Stored items
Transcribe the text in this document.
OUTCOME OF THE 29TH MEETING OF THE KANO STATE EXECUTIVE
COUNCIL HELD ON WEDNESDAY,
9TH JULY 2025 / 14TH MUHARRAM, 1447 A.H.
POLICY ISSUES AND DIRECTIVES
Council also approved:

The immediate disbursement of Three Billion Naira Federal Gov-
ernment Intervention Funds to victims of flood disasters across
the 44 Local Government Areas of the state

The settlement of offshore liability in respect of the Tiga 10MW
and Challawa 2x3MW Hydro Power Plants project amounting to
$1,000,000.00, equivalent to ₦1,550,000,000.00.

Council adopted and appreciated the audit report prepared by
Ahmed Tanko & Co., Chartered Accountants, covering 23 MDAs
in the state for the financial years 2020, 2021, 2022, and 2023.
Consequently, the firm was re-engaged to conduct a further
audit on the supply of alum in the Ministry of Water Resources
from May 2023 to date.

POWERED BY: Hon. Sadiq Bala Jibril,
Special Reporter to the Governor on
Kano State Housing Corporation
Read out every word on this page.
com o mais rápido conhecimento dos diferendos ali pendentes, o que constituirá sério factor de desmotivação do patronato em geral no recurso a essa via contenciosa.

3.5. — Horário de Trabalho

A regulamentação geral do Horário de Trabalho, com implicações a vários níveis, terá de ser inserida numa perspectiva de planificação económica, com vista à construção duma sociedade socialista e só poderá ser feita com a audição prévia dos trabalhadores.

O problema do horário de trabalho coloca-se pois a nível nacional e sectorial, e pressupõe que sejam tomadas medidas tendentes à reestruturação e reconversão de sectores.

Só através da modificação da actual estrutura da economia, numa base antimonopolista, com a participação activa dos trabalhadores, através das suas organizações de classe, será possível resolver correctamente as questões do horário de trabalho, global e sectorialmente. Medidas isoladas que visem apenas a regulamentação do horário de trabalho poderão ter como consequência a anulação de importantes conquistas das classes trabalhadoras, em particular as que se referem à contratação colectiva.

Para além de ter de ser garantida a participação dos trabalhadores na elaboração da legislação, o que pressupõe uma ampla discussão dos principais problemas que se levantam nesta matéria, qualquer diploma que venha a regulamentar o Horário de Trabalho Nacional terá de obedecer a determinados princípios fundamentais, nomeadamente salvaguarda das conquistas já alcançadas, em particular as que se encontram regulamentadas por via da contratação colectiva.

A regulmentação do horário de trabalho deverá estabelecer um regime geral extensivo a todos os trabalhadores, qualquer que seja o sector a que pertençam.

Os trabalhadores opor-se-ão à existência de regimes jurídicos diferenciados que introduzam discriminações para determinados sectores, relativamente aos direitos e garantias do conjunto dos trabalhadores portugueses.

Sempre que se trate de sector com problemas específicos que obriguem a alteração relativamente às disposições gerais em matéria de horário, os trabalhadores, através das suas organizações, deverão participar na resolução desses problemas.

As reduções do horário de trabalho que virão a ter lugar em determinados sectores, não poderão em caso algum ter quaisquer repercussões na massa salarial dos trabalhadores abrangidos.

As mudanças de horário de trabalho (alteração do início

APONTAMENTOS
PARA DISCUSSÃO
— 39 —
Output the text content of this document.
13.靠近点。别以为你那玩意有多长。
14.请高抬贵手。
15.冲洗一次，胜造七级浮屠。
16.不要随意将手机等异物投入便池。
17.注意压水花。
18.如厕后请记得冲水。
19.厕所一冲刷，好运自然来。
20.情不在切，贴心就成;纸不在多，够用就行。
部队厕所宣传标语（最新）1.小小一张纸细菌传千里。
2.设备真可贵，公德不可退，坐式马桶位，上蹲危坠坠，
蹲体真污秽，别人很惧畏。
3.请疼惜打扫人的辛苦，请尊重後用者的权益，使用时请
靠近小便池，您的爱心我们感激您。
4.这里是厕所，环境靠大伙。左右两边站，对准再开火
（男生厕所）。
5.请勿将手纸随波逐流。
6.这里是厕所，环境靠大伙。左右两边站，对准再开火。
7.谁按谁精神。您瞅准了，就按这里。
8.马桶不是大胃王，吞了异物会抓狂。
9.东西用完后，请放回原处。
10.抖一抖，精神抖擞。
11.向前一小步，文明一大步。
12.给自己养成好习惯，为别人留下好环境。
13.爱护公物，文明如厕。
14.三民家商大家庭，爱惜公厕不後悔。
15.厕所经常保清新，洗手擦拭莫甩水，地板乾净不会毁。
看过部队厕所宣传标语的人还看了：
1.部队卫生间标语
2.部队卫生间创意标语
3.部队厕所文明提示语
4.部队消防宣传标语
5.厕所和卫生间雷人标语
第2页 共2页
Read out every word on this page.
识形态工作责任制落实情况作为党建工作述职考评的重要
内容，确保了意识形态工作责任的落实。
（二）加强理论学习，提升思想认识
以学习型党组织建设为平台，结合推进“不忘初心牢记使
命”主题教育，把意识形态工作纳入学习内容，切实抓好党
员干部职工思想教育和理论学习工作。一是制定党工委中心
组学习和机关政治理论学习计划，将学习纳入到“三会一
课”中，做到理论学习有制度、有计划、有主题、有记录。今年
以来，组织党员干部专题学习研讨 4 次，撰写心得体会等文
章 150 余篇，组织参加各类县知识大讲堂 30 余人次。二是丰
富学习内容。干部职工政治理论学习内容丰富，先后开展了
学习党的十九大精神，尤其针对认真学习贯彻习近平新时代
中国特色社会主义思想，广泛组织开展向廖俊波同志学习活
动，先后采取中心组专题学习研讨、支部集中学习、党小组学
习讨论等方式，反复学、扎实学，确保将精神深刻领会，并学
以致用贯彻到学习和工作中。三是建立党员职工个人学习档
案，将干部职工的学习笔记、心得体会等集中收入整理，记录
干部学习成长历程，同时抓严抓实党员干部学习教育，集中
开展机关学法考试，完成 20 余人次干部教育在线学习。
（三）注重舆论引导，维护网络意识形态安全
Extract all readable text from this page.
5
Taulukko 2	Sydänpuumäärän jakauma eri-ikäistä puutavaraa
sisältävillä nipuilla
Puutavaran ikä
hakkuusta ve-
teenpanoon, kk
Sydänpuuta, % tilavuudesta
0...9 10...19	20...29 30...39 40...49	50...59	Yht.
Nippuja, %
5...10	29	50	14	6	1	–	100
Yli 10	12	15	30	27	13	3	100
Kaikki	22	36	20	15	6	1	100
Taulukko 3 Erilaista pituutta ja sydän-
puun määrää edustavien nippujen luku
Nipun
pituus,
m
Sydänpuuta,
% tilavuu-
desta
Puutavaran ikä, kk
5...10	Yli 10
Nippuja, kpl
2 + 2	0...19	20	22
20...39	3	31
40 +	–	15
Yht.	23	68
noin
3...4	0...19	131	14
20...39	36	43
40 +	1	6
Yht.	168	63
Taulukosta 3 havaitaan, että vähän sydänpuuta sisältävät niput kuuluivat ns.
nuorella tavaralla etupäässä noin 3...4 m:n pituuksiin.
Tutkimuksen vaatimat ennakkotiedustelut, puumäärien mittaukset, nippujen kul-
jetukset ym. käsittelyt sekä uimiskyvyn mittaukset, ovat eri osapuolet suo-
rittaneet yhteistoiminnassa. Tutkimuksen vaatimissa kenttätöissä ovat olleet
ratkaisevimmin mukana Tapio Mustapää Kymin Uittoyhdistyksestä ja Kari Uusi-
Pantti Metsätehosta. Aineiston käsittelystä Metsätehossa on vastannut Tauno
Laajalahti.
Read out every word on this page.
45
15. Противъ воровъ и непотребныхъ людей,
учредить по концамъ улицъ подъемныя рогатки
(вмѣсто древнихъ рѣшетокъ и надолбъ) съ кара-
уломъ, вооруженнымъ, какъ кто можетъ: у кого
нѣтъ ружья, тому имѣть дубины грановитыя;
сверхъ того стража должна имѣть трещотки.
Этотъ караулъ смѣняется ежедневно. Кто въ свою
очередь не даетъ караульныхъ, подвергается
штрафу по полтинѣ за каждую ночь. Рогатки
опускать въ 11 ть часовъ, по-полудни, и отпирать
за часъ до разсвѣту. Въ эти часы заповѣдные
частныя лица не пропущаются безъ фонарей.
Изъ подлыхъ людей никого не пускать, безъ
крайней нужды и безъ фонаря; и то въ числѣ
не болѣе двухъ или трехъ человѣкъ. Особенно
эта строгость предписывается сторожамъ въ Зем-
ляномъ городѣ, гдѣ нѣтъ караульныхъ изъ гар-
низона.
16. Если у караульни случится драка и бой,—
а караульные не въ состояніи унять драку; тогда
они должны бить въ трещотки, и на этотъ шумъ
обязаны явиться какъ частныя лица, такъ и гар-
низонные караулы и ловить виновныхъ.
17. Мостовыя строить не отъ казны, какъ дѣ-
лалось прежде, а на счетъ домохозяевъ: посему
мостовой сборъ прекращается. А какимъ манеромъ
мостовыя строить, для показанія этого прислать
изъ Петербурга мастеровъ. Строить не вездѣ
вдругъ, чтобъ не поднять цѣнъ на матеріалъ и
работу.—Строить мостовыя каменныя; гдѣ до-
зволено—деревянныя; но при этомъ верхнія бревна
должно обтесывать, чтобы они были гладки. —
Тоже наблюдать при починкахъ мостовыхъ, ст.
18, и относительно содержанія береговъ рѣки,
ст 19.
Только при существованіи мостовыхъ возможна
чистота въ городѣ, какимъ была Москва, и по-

*What to produce*: Make a list of all lines in the data that contain "这里是厕所".

*Solution to this exercise*:
4.这里是厕所，环境靠大伙。左右两边站，对准再开火
6.这里是厕所，环境靠大伙。左右两边站，对准再开火。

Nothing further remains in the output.